▸ **WHAT YOU WILL DO**: Every line of the data that contains the string "панкреатит" must be copied.

........

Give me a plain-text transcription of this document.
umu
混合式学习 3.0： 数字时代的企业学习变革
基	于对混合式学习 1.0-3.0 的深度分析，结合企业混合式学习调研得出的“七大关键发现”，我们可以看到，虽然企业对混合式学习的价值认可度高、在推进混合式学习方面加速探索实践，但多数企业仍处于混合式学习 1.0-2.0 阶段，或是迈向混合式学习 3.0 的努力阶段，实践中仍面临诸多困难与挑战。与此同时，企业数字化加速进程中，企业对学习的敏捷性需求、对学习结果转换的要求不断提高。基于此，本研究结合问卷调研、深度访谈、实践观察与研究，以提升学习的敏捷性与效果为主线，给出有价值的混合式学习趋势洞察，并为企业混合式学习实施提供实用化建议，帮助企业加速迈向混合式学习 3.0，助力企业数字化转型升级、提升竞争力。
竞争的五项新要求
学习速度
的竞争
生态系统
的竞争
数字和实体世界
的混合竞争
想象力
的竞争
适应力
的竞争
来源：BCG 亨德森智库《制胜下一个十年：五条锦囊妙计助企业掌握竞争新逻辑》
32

........

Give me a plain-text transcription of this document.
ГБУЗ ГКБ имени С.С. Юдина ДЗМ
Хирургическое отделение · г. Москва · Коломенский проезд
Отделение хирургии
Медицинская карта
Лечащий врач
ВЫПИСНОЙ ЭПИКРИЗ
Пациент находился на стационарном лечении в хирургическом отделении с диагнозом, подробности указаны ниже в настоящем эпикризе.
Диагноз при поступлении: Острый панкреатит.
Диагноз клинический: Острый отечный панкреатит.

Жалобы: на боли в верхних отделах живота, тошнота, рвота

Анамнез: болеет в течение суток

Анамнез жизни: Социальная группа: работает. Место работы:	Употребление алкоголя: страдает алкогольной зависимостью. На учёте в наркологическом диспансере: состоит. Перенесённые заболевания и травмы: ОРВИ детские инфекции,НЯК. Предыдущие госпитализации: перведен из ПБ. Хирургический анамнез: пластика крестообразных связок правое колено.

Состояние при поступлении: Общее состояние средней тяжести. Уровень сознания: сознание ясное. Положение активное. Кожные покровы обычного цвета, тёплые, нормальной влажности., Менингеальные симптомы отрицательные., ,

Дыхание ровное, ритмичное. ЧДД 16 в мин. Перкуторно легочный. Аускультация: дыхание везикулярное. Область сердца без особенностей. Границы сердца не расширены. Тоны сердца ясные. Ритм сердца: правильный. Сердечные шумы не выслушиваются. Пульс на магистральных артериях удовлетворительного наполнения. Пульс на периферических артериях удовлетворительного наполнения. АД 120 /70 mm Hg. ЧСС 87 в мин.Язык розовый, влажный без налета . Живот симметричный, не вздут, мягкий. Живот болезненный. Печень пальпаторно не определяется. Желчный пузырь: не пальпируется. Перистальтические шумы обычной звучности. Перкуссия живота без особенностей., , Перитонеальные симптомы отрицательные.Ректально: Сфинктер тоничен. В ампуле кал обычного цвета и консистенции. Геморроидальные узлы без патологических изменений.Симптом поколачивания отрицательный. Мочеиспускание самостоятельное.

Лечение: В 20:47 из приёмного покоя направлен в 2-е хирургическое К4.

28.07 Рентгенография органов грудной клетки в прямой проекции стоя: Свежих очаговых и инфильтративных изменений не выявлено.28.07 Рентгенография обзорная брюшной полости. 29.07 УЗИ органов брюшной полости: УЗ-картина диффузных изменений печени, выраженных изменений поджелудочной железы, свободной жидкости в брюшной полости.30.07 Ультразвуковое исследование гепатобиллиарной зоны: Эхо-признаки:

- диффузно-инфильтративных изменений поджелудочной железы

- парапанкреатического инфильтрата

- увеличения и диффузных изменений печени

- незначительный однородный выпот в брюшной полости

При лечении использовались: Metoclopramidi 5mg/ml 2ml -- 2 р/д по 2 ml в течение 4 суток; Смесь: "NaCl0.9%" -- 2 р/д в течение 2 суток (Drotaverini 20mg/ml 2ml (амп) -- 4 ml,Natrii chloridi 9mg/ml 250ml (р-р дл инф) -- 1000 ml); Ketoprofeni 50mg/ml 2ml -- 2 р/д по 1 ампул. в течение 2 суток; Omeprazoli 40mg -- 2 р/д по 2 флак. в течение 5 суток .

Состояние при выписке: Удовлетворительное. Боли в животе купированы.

........

▸ **WRITTEN SOLUTION**:
Диагноз при поступлении: Острый панкреатит.
Диагноз клинический: Острый отечный панкреатит.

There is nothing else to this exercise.